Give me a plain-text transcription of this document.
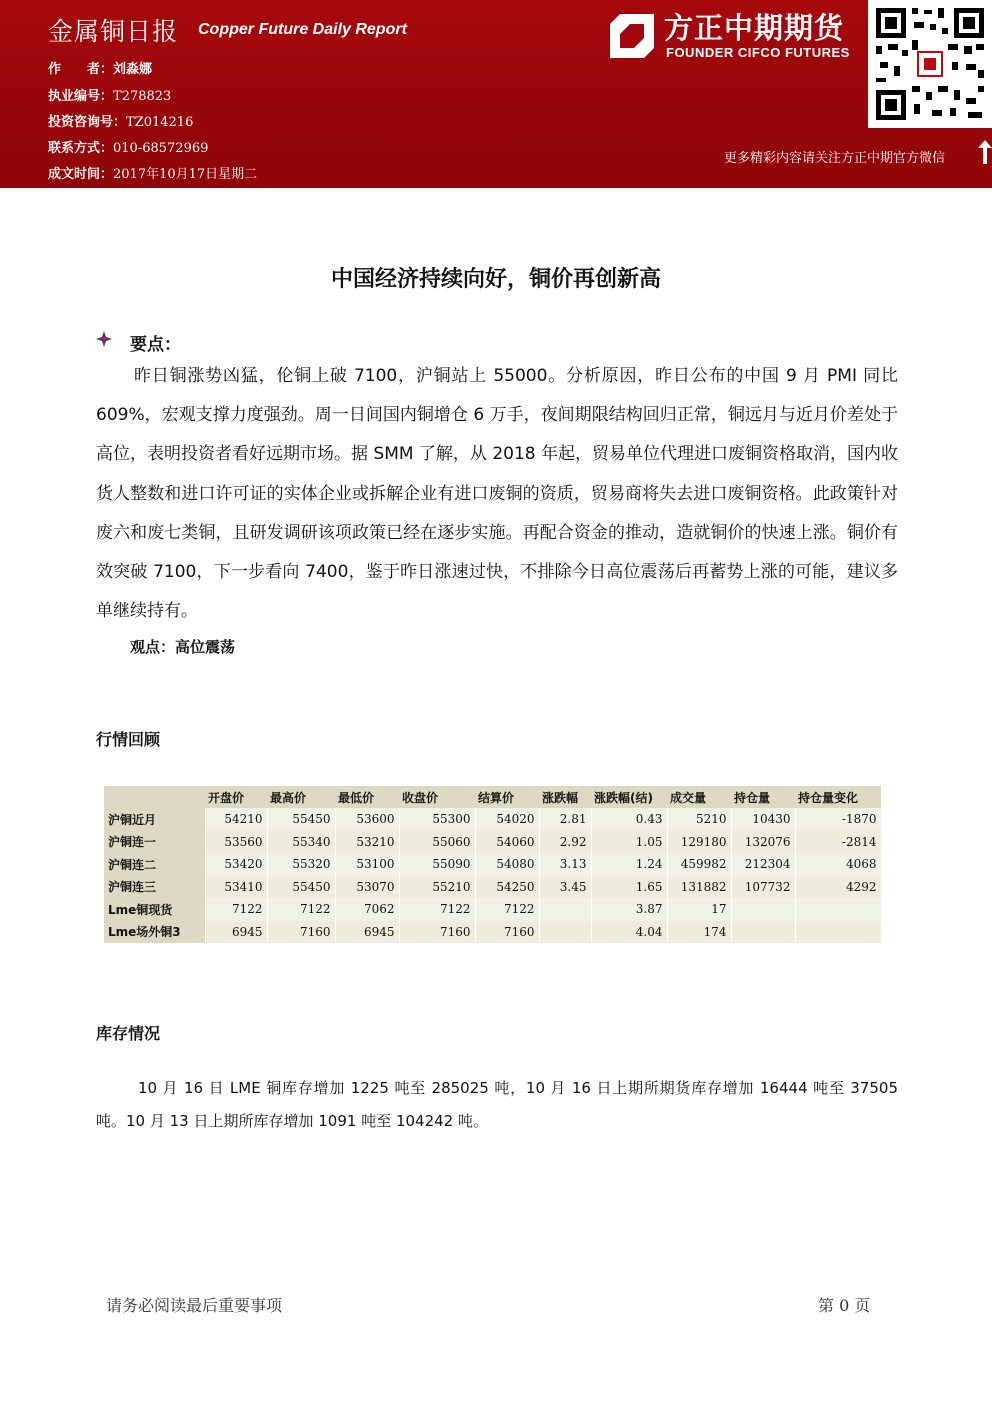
金属铜日报 Copper Future Daily Report
作　　者：刘淼娜
执业编号：T278823
投资咨询号：TZ014216
联系方式：010-68572969
成文时间：2017年10月17日星期二
方正中期期货
FOUNDER CIFCO FUTURES
更多精彩内容请关注方正中期官方微信
中国经济持续向好，铜价再创新高
要点：
昨日铜涨势凶猛，伦铜上破 7100，沪铜站上 55000。分析原因，昨日公布的中国 9 月 PMI 同比 609%，宏观支撑力度强劲。周一日间国内铜增仓 6 万手，夜间期限结构回归正常，铜远月与近月价差处于高位，表明投资者看好远期市场。据 SMM 了解，从 2018 年起，贸易单位代理进口废铜资格取消，国内收货人整数和进口许可证的实体企业或拆解企业有进口废铜的资质，贸易商将失去进口废铜资格。此政策针对废六和废七类铜，且研发调研该项政策已经在逐步实施。再配合资金的推动，造就铜价的快速上涨。铜价有效突破 7100，下一步看向 7400，鉴于昨日涨速过快，不排除今日高位震荡后再蓄势上涨的可能，建议多单继续持有。
观点：高位震荡
行情回顾
	开盘价	最高价	最低价	收盘价	结算价	涨跌幅	涨跌幅(结)	成交量	持仓量	持仓量变化
沪铜近月	54210	55450	53600	55300	54020	2.81	0.43	5210	10430	-1870
沪铜连一	53560	55340	53210	55060	54060	2.92	1.05	129180	132076	-2814
沪铜连二	53420	55320	53100	55090	54080	3.13	1.24	459982	212304	4068
沪铜连三	53410	55450	53070	55210	54250	3.45	1.65	131882	107732	4292
Lme铜现货	7122	7122	7062	7122	7122		3.87	17		
Lme场外铜3	6945	7160	6945	7160	7160		4.04	174		
库存情况
10 月 16 日 LME 铜库存增加 1225 吨至 285025 吨，10 月 16 日上期所期货库存增加 16444 吨至 37505 吨。10 月 13 日上期所库存增加 1091 吨至 104242 吨。
请务必阅读最后重要事项	第 0 页
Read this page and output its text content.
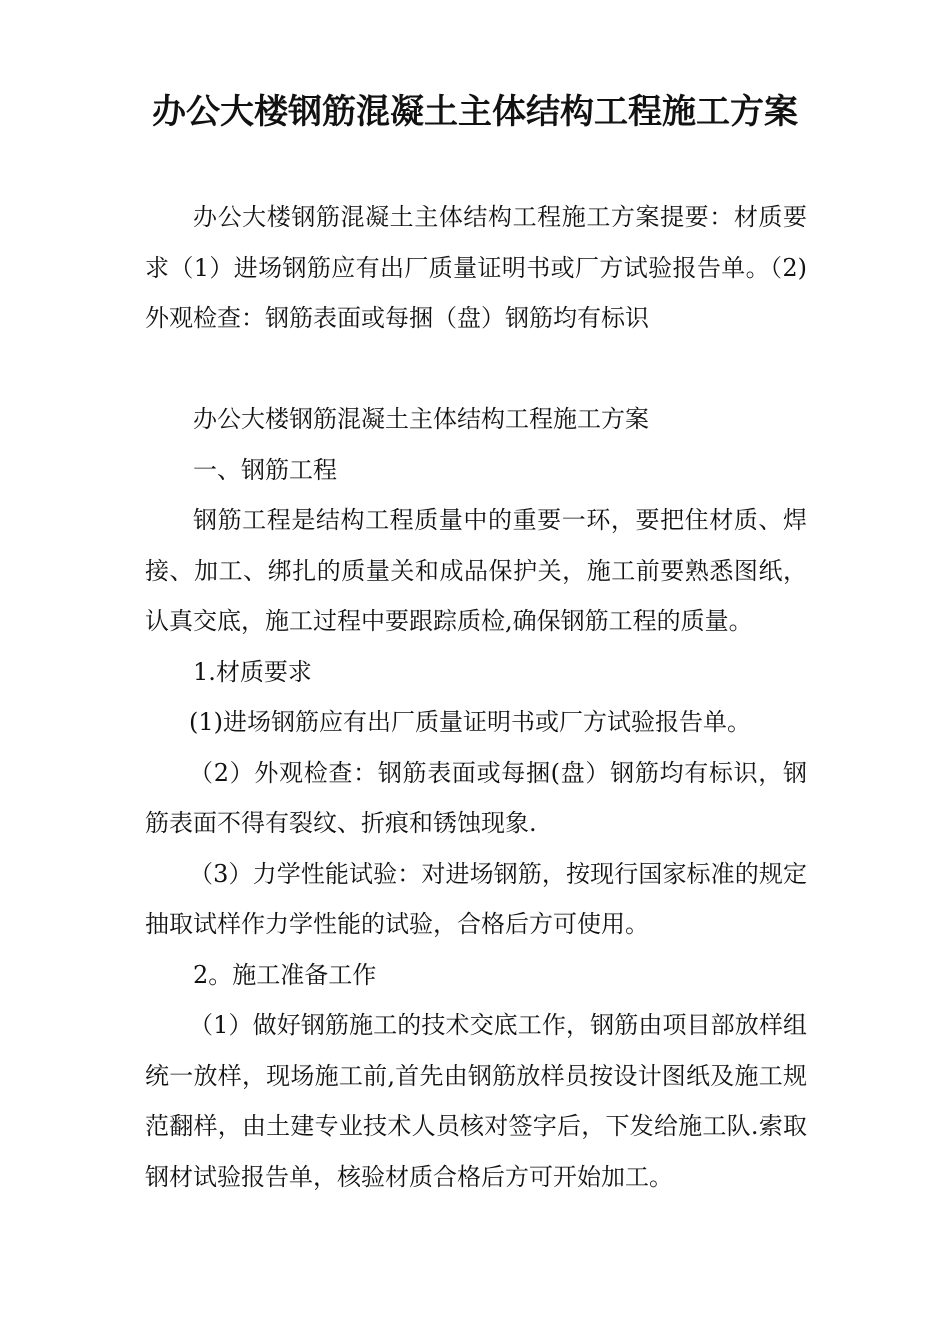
办公大楼钢筋混凝土主体结构工程施工方案

办公大楼钢筋混凝土主体结构工程施工方案提要：材质要求（1）进场钢筋应有出厂质量证明书或厂方试验报告单。（2)外观检查：钢筋表面或每捆（盘）钢筋均有标识

办公大楼钢筋混凝土主体结构工程施工方案

一、钢筋工程

钢筋工程是结构工程质量中的重要一环，要把住材质、焊接、加工、绑扎的质量关和成品保护关，施工前要熟悉图纸，认真交底，施工过程中要跟踪质检,确保钢筋工程的质量。

1.材质要求

(1)进场钢筋应有出厂质量证明书或厂方试验报告单。

（2）外观检查：钢筋表面或每捆(盘）钢筋均有标识，钢筋表面不得有裂纹、折痕和锈蚀现象.

（3）力学性能试验：对进场钢筋，按现行国家标准的规定抽取试样作力学性能的试验，合格后方可使用。

2。施工准备工作

（1）做好钢筋施工的技术交底工作，钢筋由项目部放样组统一放样，现场施工前,首先由钢筋放样员按设计图纸及施工规范翻样，由土建专业技术人员核对签字后，下发给施工队.索取钢材试验报告单，核验材质合格后方可开始加工。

------------------------------------------------------------------------

- Exercise prompt
Where does the word "text" appear? Return each line that holds it.

- Completed exercise
Give me a plain-text transcription of this document.
Read this page and output its text content.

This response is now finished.